- **Written task**: Pull every line holding the string "Conseguir" from the records below.

- **Data excerpts**:

>>>

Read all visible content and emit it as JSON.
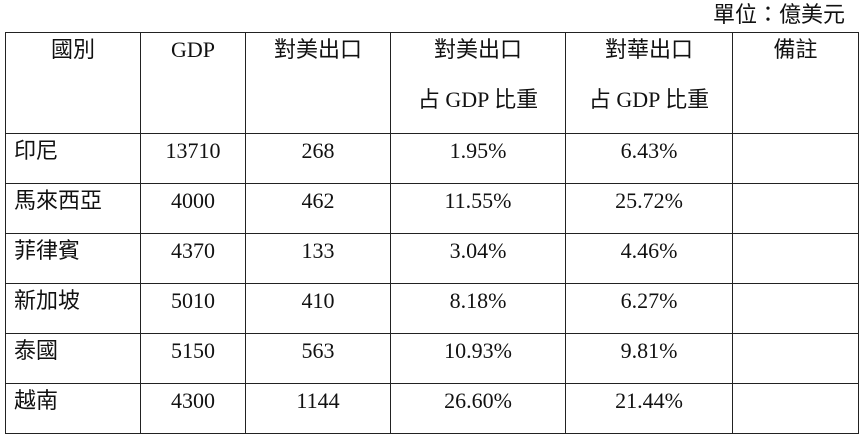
{
  "unit": "單位：億美元",
  "table": {
    "header": [
      [
        "國別"
      ],
      [
        "GDP"
      ],
      [
        "對美出口"
      ],
      [
        "對美出口",
        "占 GDP 比重"
      ],
      [
        "對華出口",
        "占 GDP 比重"
      ],
      [
        "備註"
      ]
    ],
    "rows": [
      [
        "印尼",
        13710,
        268,
        "1.95%",
        "6.43%"
      ],
      [
        "馬來西亞",
        4000,
        462,
        "11.55%",
        "25.72%"
      ],
      [
        "菲律賓",
        4370,
        133,
        "3.04%",
        "4.46%"
      ],
      [
        "新加坡",
        5010,
        410,
        "8.18%",
        "6.27%"
      ],
      [
        "泰國",
        5150,
        563,
        "10.93%",
        "9.81%"
      ],
      [
        "越南",
        4300,
        1144,
        "26.60%",
        "21.44%"
      ]
    ]
  }
}
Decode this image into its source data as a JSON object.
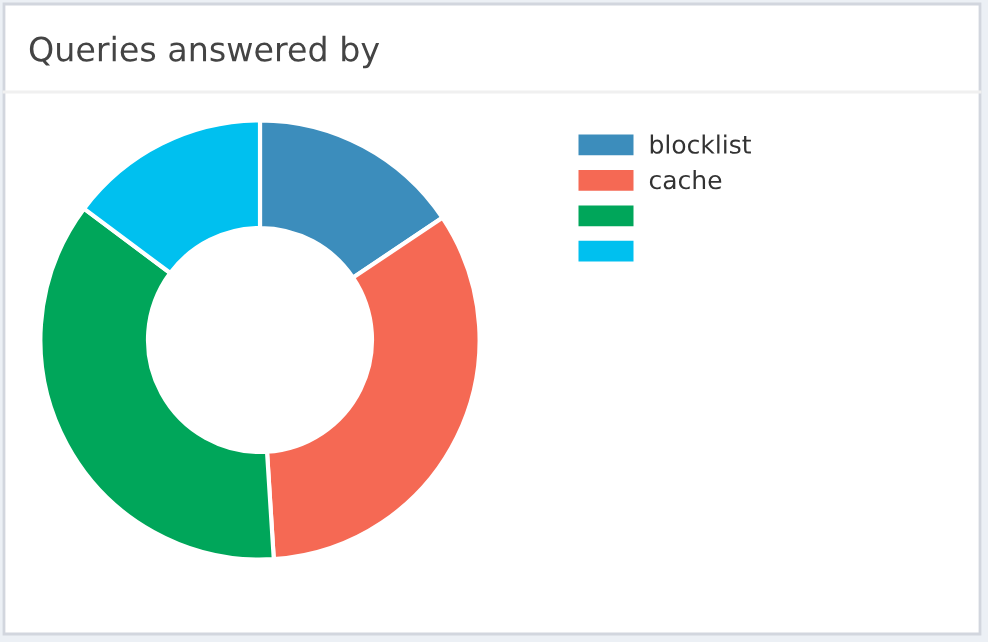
{
  "chart_data": {
    "type": "donut",
    "title": "Queries answered by",
    "categories": [
      "blocklist",
      "cache",
      null,
      null
    ],
    "values": [
      15.6,
      33.4,
      36.2,
      14.8
    ],
    "colors": [
      "#3c8dbc",
      "#f56954",
      "#00a65a",
      "#00c0ef"
    ],
    "legend": "top right"
  }
}
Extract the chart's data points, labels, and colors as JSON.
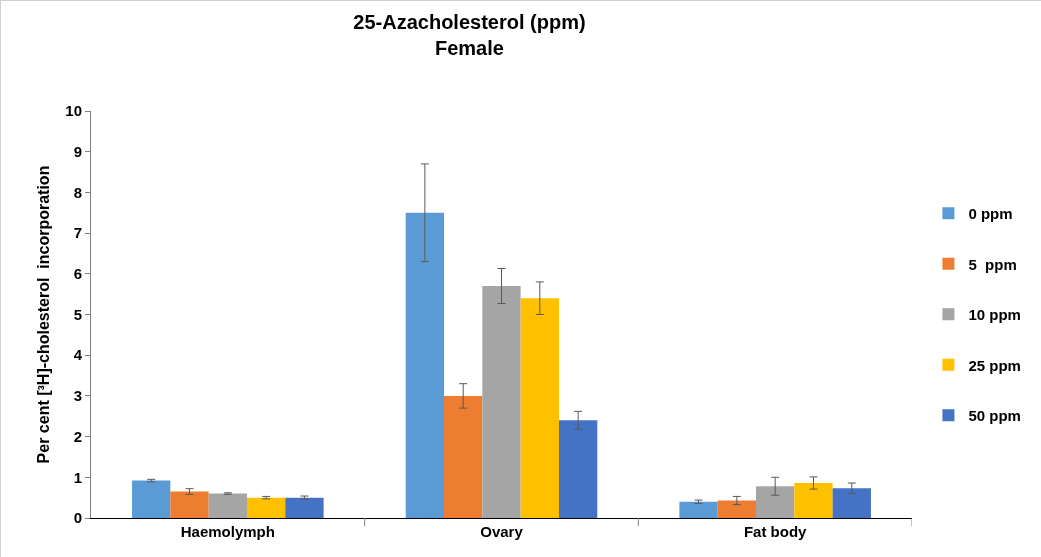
{
  "chart_data": {
    "type": "bar",
    "title": "25-Azacholesterol (ppm)\nFemale",
    "ylabel": "Per cent [³H]-cholesterol  incorporation",
    "categories": [
      "Haemolymph",
      "Ovary",
      "Fat body"
    ],
    "series": [
      {
        "name": "0 ppm",
        "color": "#5b9bd5",
        "values": [
          0.92,
          7.5,
          0.4
        ],
        "errors": [
          0.03,
          1.2,
          0.04
        ]
      },
      {
        "name": "5  ppm",
        "color": "#ed7d31",
        "values": [
          0.65,
          3.0,
          0.43
        ],
        "errors": [
          0.07,
          0.3,
          0.1
        ]
      },
      {
        "name": "10 ppm",
        "color": "#a5a5a5",
        "values": [
          0.6,
          5.7,
          0.78
        ],
        "errors": [
          0.02,
          0.43,
          0.22
        ]
      },
      {
        "name": "25 ppm",
        "color": "#ffc000",
        "values": [
          0.5,
          5.4,
          0.86
        ],
        "errors": [
          0.03,
          0.4,
          0.15
        ]
      },
      {
        "name": "50 ppm",
        "color": "#4472c4",
        "values": [
          0.5,
          2.4,
          0.73
        ],
        "errors": [
          0.04,
          0.22,
          0.13
        ]
      }
    ],
    "ylim": [
      0,
      10
    ],
    "yticks": [
      0,
      1,
      2,
      3,
      4,
      5,
      6,
      7,
      8,
      9,
      10
    ],
    "grid": false,
    "legend": "right"
  }
}
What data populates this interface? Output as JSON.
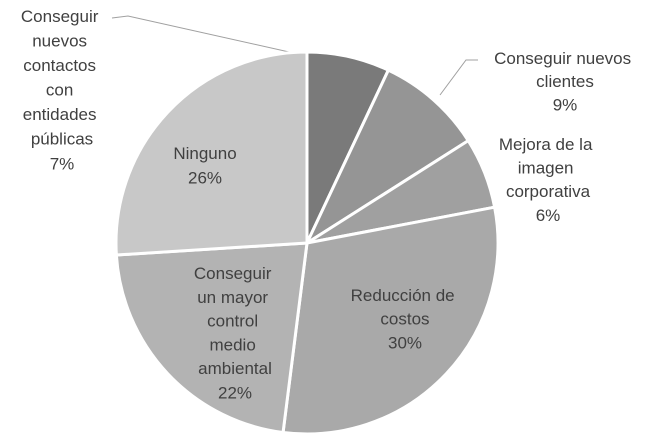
{
  "chart_data": {
    "type": "pie",
    "categories": [
      "Conseguir nuevos contactos con entidades públicas",
      "Conseguir nuevos clientes",
      "Mejora de la imagen corporativa",
      "Reducción de costos",
      "Conseguir un mayor control medio ambiental",
      "Ninguno"
    ],
    "values": [
      7,
      9,
      6,
      30,
      22,
      26
    ],
    "value_labels": [
      "7%",
      "9%",
      "6%",
      "30%",
      "22%",
      "26%"
    ],
    "colors": [
      "#7a7a7a",
      "#959595",
      "#a0a0a0",
      "#a9a9a9",
      "#b3b3b3",
      "#c8c8c8"
    ]
  }
}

<<<

- **Task result**:
      "Conseguir nuevos contactos con entidades públicas",
      "Conseguir nuevos clientes",
      "Conseguir un mayor control medio ambiental",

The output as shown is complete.